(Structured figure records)
━━━━━━━━━━━━━━━━

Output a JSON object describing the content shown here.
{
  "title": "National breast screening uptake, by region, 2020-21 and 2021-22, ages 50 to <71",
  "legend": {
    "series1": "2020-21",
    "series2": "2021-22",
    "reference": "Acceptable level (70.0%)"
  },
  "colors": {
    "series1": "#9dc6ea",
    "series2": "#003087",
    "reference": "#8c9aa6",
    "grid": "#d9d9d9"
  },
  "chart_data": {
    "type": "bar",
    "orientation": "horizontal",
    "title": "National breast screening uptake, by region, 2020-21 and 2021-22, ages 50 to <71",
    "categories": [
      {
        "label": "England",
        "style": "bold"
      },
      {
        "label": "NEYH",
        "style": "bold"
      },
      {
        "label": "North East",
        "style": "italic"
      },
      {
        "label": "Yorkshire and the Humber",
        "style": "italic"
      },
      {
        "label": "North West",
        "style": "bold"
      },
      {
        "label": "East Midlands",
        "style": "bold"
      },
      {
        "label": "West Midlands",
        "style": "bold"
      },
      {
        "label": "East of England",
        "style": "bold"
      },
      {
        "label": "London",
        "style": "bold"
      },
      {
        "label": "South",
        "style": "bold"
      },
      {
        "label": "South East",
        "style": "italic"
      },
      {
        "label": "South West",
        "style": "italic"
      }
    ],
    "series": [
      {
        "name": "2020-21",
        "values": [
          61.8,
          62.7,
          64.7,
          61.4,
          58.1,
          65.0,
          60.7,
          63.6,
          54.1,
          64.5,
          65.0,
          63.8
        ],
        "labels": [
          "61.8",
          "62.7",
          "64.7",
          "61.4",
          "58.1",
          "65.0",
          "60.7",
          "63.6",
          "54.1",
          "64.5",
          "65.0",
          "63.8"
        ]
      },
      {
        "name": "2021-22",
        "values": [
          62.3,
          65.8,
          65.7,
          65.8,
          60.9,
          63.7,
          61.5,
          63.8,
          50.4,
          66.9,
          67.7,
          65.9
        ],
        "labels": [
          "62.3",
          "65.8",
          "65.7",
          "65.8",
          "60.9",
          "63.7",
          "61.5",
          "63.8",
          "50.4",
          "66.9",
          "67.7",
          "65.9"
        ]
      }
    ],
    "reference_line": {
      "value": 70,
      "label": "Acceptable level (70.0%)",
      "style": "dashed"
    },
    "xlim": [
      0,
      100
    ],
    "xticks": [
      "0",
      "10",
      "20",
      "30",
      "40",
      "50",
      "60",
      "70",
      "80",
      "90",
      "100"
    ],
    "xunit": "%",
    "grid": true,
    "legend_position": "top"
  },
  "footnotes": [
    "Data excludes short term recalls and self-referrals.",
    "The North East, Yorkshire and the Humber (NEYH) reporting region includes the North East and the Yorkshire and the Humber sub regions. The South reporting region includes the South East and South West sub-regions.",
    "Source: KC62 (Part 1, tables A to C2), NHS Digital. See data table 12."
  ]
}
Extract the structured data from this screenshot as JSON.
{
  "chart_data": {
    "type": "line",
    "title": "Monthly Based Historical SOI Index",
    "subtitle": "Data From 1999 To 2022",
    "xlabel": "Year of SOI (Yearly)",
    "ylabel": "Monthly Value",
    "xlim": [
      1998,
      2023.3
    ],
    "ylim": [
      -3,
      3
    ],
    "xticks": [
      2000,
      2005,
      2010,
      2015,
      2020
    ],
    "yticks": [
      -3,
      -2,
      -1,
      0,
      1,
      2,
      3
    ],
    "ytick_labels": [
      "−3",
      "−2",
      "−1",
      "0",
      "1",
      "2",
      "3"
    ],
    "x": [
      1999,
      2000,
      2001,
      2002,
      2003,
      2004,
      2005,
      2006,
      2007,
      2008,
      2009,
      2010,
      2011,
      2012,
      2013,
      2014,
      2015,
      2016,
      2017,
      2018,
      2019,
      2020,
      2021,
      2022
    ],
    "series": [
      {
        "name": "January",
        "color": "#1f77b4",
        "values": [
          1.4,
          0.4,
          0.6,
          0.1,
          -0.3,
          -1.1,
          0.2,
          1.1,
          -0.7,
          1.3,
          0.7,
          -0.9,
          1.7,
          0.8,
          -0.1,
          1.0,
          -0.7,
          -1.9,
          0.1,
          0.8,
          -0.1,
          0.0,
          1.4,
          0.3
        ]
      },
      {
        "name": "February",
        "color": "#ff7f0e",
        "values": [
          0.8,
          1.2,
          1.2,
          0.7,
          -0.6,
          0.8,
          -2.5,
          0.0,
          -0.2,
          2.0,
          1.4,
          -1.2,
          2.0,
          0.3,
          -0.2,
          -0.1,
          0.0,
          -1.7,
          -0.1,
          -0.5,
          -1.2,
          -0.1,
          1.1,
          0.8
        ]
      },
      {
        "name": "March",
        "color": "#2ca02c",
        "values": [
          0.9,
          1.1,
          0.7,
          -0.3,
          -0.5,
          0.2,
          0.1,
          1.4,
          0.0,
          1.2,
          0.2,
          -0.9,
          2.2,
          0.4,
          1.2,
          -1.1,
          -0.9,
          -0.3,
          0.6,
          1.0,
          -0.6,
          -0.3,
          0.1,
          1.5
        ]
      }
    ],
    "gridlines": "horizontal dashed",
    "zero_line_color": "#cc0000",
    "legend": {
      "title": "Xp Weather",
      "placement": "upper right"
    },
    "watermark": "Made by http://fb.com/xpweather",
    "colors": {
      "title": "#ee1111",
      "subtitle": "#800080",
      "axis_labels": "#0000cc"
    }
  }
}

━━━━━━━━━━━━━━━━

## PROBLEM:
Reproduce the listing shown above in its entirety, exactly.

## RESPONSE TO THE EXERCISE:
Output a JSON object describing the content shown here.
{
  "title": "National breast screening uptake, by region, 2020-21 and 2021-22, ages 50 to <71",
  "legend": {
    "series1": "2020-21",
    "series2": "2021-22",
    "reference": "Acceptable level (70.0%)"
  },
  "colors": {
    "series1": "#9dc6ea",
    "series2": "#003087",
    "reference": "#8c9aa6",
    "grid": "#d9d9d9"
  },
  "chart_data": {
    "type": "bar",
    "orientation": "horizontal",
    "title": "National breast screening uptake, by region, 2020-21 and 2021-22, ages 50 to <71",
    "categories": [
      {
        "label": "England",
        "style": "bold"
      },
      {
        "label": "NEYH",
        "style": "bold"
      },
      {
        "label": "North East",
        "style": "italic"
      },
      {
        "label": "Yorkshire and the Humber",
        "style": "italic"
      },
      {
        "label": "North West",
        "style": "bold"
      },
      {
        "label": "East Midlands",
        "style": "bold"
      },
      {
        "label": "West Midlands",
        "style": "bold"
      },
      {
        "label": "East of England",
        "style": "bold"
      },
      {
        "label": "London",
        "style": "bold"
      },
      {
        "label": "South",
        "style": "bold"
      },
      {
        "label": "South East",
        "style": "italic"
      },
      {
        "label": "South West",
        "style": "italic"
      }
    ],
    "series": [
      {
        "name": "2020-21",
        "values": [
          61.8,
          62.7,
          64.7,
          61.4,
          58.1,
          65.0,
          60.7,
          63.6,
          54.1,
          64.5,
          65.0,
          63.8
        ],
        "labels": [
          "61.8",
          "62.7",
          "64.7",
          "61.4",
          "58.1",
          "65.0",
          "60.7",
          "63.6",
          "54.1",
          "64.5",
          "65.0",
          "63.8"
        ]
      },
      {
        "name": "2021-22",
        "values": [
          62.3,
          65.8,
          65.7,
          65.8,
          60.9,
          63.7,
          61.5,
          63.8,
          50.4,
          66.9,
          67.7,
          65.9
        ],
        "labels": [
          "62.3",
          "65.8",
          "65.7",
          "65.8",
          "60.9",
          "63.7",
          "61.5",
          "63.8",
          "50.4",
          "66.9",
          "67.7",
          "65.9"
        ]
      }
    ],
    "reference_line": {
      "value": 70,
      "label": "Acceptable level (70.0%)",
      "style": "dashed"
    },
    "xlim": [
      0,
      100
    ],
    "xticks": [
      "0",
      "10",
      "20",
      "30",
      "40",
      "50",
      "60",
      "70",
      "80",
      "90",
      "100"
    ],
    "xunit": "%",
    "grid": true,
    "legend_position": "top"
  },
  "footnotes": [
    "Data excludes short term recalls and self-referrals.",
    "The North East, Yorkshire and the Humber (NEYH) reporting region includes the North East and the Yorkshire and the Humber sub regions. The South reporting region includes the South East and South West sub-regions.",
    "Source: KC62 (Part 1, tables A to C2), NHS Digital. See data table 12."
  ]
}
Extract the structured data from this screenshot as JSON.
{
  "chart_data": {
    "type": "line",
    "title": "Monthly Based Historical SOI Index",
    "subtitle": "Data From 1999 To 2022",
    "xlabel": "Year of SOI (Yearly)",
    "ylabel": "Monthly Value",
    "xlim": [
      1998,
      2023.3
    ],
    "ylim": [
      -3,
      3
    ],
    "xticks": [
      2000,
      2005,
      2010,
      2015,
      2020
    ],
    "yticks": [
      -3,
      -2,
      -1,
      0,
      1,
      2,
      3
    ],
    "ytick_labels": [
      "−3",
      "−2",
      "−1",
      "0",
      "1",
      "2",
      "3"
    ],
    "x": [
      1999,
      2000,
      2001,
      2002,
      2003,
      2004,
      2005,
      2006,
      2007,
      2008,
      2009,
      2010,
      2011,
      2012,
      2013,
      2014,
      2015,
      2016,
      2017,
      2018,
      2019,
      2020,
      2021,
      2022
    ],
    "series": [
      {
        "name": "January",
        "color": "#1f77b4",
        "values": [
          1.4,
          0.4,
          0.6,
          0.1,
          -0.3,
          -1.1,
          0.2,
          1.1,
          -0.7,
          1.3,
          0.7,
          -0.9,
          1.7,
          0.8,
          -0.1,
          1.0,
          -0.7,
          -1.9,
          0.1,
          0.8,
          -0.1,
          0.0,
          1.4,
          0.3
        ]
      },
      {
        "name": "February",
        "color": "#ff7f0e",
        "values": [
          0.8,
          1.2,
          1.2,
          0.7,
          -0.6,
          0.8,
          -2.5,
          0.0,
          -0.2,
          2.0,
          1.4,
          -1.2,
          2.0,
          0.3,
          -0.2,
          -0.1,
          0.0,
          -1.7,
          -0.1,
          -0.5,
          -1.2,
          -0.1,
          1.1,
          0.8
        ]
      },
      {
        "name": "March",
        "color": "#2ca02c",
        "values": [
          0.9,
          1.1,
          0.7,
          -0.3,
          -0.5,
          0.2,
          0.1,
          1.4,
          0.0,
          1.2,
          0.2,
          -0.9,
          2.2,
          0.4,
          1.2,
          -1.1,
          -0.9,
          -0.3,
          0.6,
          1.0,
          -0.6,
          -0.3,
          0.1,
          1.5
        ]
      }
    ],
    "gridlines": "horizontal dashed",
    "zero_line_color": "#cc0000",
    "legend": {
      "title": "Xp Weather",
      "placement": "upper right"
    },
    "watermark": "Made by http://fb.com/xpweather",
    "colors": {
      "title": "#ee1111",
      "subtitle": "#800080",
      "axis_labels": "#0000cc"
    }
  }
}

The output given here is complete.